Dataset entries:

===============

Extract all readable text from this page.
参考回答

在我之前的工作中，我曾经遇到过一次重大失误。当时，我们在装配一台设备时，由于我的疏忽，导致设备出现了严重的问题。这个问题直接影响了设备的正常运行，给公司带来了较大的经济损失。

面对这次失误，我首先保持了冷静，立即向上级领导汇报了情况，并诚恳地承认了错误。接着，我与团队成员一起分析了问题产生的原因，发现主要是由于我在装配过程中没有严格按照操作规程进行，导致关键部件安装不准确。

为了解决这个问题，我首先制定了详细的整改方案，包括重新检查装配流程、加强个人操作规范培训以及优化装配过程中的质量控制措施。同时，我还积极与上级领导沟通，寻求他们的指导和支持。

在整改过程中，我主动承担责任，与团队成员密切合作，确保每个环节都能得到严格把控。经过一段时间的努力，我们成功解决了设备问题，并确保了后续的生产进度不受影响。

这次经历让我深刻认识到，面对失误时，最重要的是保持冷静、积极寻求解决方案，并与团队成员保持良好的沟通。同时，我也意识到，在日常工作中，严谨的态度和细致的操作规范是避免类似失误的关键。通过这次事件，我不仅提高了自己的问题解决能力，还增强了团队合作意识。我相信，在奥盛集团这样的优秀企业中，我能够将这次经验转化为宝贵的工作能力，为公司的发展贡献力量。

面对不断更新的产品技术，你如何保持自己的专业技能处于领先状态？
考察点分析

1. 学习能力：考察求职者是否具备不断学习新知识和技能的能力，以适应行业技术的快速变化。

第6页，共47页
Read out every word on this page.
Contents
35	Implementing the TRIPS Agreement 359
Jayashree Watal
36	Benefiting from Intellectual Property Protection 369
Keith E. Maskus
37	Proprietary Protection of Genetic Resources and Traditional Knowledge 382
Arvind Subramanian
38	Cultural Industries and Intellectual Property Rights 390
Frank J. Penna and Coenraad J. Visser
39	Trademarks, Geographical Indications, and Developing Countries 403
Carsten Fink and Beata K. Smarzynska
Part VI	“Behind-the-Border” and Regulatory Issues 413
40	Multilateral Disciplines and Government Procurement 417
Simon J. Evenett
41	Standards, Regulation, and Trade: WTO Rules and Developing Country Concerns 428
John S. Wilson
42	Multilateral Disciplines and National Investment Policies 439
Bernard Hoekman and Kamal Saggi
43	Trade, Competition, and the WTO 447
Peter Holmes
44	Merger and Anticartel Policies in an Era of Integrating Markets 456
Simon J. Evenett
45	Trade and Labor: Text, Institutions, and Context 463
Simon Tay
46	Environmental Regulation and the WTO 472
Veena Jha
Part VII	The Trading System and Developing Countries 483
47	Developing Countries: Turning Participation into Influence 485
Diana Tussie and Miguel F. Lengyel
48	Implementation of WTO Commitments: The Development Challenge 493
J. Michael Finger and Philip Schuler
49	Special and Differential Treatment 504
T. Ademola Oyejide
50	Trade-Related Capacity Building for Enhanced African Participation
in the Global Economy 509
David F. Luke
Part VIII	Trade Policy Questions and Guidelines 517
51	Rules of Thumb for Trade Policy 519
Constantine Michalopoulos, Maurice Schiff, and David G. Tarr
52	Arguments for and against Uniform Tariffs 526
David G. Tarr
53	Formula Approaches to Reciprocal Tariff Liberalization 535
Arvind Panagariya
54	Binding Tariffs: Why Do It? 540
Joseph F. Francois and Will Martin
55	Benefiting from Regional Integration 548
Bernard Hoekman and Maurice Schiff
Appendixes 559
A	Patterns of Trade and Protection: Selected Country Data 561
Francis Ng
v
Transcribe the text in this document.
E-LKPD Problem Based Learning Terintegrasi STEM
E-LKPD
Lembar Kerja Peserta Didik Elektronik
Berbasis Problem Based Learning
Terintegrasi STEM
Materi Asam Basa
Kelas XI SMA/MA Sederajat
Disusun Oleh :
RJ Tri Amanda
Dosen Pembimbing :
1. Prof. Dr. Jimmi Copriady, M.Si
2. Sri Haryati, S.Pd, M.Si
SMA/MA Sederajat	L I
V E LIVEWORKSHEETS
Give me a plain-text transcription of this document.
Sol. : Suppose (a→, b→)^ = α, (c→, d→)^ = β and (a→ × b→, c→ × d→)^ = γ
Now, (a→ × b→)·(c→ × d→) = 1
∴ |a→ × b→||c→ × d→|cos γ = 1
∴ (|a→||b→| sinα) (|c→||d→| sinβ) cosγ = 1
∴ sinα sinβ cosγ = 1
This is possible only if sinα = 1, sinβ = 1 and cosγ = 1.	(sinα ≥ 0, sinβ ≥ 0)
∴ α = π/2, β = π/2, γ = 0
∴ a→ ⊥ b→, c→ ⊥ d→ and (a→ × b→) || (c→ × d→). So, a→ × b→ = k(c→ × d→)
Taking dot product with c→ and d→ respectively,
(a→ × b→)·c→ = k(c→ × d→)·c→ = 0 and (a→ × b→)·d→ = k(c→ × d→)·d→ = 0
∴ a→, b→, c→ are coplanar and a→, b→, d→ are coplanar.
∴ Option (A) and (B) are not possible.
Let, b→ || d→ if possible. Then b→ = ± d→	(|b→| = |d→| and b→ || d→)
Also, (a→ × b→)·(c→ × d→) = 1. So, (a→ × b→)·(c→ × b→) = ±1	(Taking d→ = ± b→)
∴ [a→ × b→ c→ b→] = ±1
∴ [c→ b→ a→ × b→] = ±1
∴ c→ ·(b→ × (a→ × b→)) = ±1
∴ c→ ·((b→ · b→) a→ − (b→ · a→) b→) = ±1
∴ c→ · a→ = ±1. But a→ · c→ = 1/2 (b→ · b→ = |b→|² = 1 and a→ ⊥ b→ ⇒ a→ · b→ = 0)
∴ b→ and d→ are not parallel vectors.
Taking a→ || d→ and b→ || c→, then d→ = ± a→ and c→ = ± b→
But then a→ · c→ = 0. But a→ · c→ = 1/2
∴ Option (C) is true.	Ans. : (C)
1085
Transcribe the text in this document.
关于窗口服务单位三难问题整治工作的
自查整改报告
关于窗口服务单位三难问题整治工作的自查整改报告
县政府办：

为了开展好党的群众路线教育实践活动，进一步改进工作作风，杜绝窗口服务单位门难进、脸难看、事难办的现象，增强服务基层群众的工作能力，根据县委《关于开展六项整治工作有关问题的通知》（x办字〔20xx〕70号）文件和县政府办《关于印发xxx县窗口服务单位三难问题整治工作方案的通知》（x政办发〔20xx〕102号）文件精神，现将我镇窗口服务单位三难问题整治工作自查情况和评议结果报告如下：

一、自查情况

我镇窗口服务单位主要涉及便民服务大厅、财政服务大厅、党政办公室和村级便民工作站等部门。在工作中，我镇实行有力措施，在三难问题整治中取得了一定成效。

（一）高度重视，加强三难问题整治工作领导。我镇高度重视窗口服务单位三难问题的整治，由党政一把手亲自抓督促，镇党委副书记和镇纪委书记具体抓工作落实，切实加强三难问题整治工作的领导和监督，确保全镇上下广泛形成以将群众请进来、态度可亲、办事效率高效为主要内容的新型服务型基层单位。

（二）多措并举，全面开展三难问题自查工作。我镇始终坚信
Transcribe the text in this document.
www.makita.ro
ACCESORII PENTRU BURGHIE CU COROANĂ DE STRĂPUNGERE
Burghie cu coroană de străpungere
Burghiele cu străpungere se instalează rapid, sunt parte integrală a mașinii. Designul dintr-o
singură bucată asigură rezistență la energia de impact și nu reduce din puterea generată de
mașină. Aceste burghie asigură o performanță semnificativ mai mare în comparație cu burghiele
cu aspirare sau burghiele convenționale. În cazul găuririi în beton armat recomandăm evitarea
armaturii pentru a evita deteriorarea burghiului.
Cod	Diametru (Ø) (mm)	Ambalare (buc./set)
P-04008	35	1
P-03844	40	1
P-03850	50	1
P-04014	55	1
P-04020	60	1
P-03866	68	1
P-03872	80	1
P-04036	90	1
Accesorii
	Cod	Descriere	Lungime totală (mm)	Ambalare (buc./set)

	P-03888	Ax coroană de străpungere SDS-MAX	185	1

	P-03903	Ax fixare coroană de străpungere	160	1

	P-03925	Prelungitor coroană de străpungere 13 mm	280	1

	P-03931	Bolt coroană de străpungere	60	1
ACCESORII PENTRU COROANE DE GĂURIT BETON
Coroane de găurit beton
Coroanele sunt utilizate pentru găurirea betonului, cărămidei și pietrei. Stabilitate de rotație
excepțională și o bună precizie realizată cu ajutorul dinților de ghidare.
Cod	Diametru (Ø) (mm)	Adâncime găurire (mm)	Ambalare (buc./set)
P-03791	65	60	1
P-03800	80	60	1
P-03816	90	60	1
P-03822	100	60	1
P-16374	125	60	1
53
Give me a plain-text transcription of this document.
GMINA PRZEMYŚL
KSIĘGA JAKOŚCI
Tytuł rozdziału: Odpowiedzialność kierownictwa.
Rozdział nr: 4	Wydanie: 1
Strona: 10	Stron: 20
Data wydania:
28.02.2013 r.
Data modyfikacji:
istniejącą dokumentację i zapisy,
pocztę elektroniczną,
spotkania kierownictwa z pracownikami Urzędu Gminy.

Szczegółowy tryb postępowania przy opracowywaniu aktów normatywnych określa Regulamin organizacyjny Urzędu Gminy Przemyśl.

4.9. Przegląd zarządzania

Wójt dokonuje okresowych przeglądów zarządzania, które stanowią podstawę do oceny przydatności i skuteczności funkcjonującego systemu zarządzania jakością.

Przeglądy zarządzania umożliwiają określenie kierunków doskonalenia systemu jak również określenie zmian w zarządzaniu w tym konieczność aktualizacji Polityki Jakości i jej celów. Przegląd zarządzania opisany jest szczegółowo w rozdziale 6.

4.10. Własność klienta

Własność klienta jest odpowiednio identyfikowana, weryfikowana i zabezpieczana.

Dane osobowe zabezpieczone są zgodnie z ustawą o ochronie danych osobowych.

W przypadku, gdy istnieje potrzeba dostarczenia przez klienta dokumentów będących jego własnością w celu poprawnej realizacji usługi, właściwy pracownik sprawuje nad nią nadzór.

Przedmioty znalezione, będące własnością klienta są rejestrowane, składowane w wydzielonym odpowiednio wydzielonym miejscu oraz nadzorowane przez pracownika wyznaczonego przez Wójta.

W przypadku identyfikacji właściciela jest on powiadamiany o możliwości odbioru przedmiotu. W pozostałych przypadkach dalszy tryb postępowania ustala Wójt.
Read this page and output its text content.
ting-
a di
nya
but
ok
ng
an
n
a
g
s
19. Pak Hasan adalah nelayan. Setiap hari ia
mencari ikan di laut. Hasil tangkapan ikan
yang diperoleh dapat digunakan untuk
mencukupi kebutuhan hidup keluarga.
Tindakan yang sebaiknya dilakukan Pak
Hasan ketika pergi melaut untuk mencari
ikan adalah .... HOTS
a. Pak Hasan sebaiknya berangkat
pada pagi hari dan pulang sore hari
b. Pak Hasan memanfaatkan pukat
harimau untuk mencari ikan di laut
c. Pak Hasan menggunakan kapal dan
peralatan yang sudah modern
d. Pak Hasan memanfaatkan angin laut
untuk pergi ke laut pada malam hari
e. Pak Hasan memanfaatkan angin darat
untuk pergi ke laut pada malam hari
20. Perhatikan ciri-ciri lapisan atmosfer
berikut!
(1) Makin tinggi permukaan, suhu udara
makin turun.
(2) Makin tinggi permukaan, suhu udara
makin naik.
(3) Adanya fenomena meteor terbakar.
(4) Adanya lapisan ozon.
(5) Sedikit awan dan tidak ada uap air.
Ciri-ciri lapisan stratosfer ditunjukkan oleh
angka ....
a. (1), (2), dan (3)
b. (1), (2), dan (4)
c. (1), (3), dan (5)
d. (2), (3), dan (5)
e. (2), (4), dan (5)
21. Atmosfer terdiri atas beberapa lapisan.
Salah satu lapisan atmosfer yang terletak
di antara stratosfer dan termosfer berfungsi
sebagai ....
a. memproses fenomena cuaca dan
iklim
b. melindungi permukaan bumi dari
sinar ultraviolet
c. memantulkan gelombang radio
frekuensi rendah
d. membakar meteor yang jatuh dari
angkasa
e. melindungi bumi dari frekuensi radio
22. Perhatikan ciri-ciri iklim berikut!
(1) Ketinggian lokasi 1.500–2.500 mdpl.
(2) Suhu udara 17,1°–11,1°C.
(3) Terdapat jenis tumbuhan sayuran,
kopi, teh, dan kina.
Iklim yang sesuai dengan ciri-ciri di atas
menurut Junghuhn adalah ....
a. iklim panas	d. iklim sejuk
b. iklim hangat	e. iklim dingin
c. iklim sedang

===============

Do this:
Find every line above that contains the word "adalah", and return each one.

Written solution:
19. Pak Hasan adalah nelayan. Setiap hari ia
ikan adalah .... HOTS
menurut Junghuhn adalah ....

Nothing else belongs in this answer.